Provided material:
_ _ _ _ _ _ _

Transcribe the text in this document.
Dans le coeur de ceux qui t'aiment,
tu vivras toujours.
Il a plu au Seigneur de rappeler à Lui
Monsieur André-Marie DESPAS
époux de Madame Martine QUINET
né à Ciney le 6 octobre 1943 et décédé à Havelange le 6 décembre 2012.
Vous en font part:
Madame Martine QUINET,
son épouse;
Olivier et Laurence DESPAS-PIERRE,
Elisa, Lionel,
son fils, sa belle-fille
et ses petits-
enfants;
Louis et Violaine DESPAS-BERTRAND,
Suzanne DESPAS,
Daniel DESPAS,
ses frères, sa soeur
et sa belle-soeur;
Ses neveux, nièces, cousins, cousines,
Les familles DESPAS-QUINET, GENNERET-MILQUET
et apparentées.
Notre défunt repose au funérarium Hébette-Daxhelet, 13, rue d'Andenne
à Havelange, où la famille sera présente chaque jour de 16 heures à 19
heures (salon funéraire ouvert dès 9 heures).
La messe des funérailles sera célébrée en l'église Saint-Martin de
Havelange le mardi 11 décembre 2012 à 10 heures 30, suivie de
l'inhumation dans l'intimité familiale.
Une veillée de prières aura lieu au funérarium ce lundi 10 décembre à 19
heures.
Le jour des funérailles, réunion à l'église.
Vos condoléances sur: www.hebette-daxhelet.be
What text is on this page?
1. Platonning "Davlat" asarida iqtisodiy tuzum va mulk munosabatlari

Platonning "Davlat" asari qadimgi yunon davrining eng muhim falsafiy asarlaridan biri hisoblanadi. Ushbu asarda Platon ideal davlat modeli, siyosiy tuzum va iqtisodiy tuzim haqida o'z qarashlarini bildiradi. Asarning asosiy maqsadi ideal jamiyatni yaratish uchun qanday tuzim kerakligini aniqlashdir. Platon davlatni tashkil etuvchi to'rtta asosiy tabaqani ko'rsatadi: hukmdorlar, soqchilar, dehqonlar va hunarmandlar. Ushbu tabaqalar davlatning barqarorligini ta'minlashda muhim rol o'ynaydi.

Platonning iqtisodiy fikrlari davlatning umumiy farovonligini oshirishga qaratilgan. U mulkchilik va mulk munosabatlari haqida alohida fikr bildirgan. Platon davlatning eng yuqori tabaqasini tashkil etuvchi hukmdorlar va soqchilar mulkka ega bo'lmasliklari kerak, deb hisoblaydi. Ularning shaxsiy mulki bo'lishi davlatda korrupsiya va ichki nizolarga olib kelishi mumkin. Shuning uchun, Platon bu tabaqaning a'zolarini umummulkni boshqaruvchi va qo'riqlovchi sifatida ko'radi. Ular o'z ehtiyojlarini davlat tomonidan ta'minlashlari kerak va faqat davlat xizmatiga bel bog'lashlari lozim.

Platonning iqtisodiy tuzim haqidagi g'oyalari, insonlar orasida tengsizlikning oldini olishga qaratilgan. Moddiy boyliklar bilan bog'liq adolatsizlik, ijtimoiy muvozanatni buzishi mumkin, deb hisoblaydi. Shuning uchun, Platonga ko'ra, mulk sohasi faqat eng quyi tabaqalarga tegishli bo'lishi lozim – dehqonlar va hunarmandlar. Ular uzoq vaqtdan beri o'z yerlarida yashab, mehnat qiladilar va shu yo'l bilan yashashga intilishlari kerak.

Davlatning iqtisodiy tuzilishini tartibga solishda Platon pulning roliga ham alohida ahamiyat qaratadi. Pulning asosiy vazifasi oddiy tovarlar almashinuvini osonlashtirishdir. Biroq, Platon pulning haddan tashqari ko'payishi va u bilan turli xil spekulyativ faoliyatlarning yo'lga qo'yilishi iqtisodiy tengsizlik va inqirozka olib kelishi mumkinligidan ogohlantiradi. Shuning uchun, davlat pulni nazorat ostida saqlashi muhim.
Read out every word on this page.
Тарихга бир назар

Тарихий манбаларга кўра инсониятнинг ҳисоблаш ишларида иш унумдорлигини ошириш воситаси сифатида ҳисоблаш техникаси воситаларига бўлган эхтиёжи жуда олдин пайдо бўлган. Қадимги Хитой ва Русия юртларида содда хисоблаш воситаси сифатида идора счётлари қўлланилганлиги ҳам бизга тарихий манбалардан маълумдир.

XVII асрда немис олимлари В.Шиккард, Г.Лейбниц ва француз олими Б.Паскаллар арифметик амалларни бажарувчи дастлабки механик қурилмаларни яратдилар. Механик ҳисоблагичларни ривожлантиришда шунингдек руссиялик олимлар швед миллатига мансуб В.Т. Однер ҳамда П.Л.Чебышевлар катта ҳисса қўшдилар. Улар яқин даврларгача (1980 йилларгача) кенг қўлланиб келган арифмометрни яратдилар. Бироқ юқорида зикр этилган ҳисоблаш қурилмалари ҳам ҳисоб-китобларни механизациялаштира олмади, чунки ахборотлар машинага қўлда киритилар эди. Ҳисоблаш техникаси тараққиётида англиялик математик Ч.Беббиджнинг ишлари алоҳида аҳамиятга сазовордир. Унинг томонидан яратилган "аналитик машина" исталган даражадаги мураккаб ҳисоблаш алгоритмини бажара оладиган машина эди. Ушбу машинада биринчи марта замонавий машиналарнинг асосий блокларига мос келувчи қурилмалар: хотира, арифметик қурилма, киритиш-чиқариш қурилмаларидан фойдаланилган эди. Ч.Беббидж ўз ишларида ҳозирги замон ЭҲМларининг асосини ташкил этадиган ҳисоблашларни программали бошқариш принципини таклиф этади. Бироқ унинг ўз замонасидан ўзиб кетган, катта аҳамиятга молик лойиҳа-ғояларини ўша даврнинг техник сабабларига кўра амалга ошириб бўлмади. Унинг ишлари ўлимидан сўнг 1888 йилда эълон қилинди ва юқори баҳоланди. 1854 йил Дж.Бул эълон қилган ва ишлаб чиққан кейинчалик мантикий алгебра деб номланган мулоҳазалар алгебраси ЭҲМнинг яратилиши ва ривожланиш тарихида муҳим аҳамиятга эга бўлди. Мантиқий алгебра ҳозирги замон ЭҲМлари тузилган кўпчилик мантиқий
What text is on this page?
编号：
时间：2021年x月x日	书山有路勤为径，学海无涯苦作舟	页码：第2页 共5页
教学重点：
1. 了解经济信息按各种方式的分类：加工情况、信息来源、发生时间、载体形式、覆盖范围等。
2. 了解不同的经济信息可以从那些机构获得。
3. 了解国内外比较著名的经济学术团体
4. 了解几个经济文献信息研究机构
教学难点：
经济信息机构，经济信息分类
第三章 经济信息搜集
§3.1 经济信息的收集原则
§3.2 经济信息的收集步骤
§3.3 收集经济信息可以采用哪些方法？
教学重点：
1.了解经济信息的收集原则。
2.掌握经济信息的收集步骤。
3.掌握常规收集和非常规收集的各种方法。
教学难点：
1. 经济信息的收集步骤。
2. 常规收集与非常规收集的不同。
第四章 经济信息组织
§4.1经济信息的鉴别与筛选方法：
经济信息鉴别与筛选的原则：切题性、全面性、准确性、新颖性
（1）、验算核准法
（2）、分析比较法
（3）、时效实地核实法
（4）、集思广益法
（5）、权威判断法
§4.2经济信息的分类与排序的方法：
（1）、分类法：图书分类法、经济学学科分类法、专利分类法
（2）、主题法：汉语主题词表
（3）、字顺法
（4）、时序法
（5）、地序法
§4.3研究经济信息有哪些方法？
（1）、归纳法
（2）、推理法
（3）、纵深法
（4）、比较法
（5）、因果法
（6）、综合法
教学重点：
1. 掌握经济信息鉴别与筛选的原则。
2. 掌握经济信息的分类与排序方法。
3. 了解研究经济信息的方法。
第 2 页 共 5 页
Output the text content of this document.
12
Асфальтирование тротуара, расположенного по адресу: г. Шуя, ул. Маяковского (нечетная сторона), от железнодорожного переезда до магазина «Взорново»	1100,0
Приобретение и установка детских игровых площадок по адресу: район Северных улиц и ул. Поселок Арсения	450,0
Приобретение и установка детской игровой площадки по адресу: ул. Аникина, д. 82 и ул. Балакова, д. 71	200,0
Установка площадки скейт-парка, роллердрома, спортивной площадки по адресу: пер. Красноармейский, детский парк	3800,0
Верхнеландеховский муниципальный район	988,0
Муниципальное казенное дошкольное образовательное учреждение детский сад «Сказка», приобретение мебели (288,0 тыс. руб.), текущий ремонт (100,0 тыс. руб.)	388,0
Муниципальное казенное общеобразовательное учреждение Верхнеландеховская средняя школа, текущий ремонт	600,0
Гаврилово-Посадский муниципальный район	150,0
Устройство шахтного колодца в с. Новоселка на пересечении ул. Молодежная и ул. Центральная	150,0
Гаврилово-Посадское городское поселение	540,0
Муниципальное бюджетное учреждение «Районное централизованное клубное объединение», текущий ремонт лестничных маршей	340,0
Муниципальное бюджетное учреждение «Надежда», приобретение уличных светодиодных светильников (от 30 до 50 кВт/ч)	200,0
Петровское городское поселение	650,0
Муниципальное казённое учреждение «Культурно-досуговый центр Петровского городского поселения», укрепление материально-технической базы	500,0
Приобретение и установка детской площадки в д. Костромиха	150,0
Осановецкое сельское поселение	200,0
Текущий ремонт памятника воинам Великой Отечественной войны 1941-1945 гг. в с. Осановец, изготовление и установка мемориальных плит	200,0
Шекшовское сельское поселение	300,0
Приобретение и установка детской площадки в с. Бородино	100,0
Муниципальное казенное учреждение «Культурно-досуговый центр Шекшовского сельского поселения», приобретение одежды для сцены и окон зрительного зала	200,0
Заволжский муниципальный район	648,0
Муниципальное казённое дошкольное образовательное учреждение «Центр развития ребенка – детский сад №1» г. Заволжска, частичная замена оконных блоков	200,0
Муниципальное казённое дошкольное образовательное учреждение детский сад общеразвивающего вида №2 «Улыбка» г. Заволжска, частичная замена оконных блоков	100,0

_ _ _ _ _ _ _

Written task:
Filter the entries down to the lines with the word "Madame" in them.

Output for this task:
époux de Madame Martine QUINET
Madame Martine QUINET,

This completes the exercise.